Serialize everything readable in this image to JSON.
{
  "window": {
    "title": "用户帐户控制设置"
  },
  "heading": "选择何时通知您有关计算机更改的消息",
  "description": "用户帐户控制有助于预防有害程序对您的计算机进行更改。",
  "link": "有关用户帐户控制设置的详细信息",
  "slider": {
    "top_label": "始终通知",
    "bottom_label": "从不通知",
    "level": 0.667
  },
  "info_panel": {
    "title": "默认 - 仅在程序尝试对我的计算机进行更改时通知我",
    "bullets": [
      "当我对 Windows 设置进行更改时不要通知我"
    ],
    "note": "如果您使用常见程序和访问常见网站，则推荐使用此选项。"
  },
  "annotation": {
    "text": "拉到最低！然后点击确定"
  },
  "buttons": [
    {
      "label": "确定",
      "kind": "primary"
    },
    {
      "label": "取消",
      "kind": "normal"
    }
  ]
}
• • •
Task details
Extract all lines as given.

Correct response
Serialize everything readable in this image to JSON.
{
  "window": {
    "title": "用户帐户控制设置"
  },
  "heading": "选择何时通知您有关计算机更改的消息",
  "description": "用户帐户控制有助于预防有害程序对您的计算机进行更改。",
  "link": "有关用户帐户控制设置的详细信息",
  "slider": {
    "top_label": "始终通知",
    "bottom_label": "从不通知",
    "level": 0.667
  },
  "info_panel": {
    "title": "默认 - 仅在程序尝试对我的计算机进行更改时通知我",
    "bullets": [
      "当我对 Windows 设置进行更改时不要通知我"
    ],
    "note": "如果您使用常见程序和访问常见网站，则推荐使用此选项。"
  },
  "annotation": {
    "text": "拉到最低！然后点击确定"
  },
  "buttons": [
    {
      "label": "确定",
      "kind": "primary"
    },
    {
      "label": "取消",
      "kind": "normal"
    }
  ]
}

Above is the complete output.